Extract each line of the records below that contains the word "text".

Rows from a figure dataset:
■ ■ ■
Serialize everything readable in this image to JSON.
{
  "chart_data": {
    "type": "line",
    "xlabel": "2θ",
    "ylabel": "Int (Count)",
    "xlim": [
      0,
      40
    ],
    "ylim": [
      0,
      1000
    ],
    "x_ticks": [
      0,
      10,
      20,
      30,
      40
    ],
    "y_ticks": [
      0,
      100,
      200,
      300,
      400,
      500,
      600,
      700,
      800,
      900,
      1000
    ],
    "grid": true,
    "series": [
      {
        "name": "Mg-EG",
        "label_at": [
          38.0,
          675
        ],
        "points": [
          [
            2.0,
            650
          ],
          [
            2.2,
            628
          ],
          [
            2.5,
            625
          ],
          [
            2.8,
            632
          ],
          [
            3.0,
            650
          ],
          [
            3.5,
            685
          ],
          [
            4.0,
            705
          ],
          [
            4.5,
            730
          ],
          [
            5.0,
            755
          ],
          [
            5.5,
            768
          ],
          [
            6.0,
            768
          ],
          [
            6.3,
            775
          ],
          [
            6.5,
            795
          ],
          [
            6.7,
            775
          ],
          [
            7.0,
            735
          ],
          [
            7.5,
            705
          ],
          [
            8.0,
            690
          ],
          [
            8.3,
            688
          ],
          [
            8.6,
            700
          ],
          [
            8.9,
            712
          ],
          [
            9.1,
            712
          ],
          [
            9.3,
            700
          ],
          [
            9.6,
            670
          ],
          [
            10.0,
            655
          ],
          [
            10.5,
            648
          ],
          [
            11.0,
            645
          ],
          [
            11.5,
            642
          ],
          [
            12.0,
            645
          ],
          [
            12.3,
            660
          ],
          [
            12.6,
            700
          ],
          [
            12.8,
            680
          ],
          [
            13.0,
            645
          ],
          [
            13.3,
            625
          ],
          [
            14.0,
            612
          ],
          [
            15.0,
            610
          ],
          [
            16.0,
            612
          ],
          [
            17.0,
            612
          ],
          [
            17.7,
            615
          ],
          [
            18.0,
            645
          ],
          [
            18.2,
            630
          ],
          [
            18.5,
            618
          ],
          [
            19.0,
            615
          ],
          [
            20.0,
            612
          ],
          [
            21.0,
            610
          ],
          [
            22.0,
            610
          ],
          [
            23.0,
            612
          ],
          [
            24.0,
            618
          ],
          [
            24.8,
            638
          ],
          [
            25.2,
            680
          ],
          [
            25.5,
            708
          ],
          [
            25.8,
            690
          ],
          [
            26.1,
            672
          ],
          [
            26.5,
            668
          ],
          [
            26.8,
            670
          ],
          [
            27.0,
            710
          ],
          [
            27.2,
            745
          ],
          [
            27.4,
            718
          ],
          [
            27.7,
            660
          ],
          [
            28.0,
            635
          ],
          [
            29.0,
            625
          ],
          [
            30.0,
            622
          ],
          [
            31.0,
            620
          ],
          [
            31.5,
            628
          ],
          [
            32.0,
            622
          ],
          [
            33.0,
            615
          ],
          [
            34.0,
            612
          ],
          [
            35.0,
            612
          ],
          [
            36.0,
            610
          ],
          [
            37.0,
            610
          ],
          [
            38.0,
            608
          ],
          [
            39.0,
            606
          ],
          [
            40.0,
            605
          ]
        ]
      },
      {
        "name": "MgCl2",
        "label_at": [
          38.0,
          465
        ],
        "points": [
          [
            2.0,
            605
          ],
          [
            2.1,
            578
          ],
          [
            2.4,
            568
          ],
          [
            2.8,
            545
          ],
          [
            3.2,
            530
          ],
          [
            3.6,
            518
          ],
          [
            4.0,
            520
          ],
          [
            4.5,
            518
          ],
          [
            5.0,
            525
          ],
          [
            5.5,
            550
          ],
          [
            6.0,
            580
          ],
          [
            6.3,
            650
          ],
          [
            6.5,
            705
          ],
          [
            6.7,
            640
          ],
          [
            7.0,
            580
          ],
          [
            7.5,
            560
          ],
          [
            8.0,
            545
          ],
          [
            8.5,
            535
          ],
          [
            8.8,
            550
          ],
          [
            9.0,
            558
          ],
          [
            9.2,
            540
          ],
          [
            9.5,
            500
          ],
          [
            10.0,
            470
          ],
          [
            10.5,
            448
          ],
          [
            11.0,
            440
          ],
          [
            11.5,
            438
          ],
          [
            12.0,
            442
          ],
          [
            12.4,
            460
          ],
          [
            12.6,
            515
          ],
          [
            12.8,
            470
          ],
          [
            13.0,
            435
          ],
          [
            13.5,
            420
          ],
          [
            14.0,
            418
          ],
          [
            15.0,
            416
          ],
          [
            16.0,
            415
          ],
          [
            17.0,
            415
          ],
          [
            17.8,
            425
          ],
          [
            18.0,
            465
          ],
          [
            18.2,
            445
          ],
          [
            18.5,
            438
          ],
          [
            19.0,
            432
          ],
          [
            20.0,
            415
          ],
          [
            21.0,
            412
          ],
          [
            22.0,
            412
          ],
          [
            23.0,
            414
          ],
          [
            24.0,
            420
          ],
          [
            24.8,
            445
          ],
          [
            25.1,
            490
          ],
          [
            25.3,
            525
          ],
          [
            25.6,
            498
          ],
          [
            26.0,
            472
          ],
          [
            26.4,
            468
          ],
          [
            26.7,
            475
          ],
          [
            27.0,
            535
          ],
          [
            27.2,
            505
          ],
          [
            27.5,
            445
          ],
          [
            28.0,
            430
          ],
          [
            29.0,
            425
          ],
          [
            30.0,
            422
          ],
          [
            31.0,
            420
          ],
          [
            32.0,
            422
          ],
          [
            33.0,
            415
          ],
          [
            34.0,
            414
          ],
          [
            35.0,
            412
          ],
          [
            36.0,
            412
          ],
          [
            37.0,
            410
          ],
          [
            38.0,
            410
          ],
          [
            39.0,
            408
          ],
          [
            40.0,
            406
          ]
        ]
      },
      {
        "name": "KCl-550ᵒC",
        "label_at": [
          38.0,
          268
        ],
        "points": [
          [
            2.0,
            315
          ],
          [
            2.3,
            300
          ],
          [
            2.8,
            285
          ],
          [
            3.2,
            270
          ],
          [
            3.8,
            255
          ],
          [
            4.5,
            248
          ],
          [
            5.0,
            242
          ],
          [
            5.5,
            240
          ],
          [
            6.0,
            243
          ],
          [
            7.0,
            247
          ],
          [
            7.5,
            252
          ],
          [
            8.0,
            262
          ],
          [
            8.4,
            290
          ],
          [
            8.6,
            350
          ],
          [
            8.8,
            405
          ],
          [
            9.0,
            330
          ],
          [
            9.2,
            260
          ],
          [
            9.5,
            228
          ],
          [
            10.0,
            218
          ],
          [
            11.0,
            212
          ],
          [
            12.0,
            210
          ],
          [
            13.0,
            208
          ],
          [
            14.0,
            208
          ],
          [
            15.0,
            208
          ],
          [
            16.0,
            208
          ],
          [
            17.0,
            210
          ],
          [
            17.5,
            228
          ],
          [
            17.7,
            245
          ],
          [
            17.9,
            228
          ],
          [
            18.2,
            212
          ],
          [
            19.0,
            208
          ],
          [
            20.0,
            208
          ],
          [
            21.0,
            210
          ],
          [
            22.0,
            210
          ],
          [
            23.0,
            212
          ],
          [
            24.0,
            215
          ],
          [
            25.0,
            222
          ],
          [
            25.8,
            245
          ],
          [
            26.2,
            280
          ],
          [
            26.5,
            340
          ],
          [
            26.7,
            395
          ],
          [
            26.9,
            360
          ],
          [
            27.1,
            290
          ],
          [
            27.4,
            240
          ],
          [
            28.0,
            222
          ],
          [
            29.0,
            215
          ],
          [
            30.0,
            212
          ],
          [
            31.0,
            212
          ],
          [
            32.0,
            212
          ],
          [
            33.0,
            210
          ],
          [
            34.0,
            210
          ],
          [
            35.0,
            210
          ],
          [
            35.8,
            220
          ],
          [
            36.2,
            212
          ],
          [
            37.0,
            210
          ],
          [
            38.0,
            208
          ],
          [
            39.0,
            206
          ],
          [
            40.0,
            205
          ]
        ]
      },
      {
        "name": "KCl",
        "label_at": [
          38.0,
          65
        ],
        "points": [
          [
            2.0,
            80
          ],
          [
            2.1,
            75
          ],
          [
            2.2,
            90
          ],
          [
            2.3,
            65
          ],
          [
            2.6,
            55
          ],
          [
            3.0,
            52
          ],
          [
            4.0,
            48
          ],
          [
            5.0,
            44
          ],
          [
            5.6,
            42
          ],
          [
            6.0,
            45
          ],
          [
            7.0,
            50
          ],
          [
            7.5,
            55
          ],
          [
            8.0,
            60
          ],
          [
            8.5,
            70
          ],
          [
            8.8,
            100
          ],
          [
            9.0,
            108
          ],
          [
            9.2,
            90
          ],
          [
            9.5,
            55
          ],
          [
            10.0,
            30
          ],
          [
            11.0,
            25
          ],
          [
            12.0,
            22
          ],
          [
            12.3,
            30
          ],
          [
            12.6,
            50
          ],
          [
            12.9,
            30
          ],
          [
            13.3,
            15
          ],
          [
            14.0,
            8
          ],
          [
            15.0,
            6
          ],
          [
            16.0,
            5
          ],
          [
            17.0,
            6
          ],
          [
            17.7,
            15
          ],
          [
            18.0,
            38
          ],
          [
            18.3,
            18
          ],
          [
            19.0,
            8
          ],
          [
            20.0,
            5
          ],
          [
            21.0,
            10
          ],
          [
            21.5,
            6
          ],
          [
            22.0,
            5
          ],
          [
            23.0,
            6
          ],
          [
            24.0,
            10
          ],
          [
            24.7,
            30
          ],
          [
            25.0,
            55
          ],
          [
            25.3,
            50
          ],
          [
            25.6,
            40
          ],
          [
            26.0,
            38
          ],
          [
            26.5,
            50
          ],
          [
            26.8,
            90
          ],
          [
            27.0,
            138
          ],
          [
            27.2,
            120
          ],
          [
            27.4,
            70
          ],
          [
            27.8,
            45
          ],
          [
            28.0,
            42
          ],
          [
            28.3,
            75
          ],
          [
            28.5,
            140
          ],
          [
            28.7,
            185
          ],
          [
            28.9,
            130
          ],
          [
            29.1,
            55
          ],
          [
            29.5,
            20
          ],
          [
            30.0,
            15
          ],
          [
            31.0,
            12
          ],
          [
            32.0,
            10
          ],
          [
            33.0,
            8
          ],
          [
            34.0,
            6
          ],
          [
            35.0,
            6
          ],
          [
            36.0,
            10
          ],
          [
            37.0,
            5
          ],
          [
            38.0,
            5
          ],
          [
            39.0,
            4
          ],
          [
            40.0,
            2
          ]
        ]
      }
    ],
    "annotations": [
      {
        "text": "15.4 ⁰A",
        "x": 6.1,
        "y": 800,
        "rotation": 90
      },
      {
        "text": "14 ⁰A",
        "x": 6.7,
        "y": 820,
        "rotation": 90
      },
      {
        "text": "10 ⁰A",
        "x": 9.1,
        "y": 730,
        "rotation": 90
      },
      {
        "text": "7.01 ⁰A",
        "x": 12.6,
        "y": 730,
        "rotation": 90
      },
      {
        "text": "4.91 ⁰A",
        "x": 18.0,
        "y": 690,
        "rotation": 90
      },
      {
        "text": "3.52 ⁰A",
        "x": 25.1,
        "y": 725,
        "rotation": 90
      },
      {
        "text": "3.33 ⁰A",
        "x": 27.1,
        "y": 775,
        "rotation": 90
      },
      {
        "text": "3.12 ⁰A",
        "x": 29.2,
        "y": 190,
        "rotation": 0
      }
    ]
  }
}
■ ■ ■
### [Response]
        "text": "15.4 ⁰A",
        "text": "14 ⁰A",
        "text": "10 ⁰A",
        "text": "7.01 ⁰A",
        "text": "4.91 ⁰A",
        "text": "3.52 ⁰A",
        "text": "3.33 ⁰A",
        "text": "3.12 ⁰A",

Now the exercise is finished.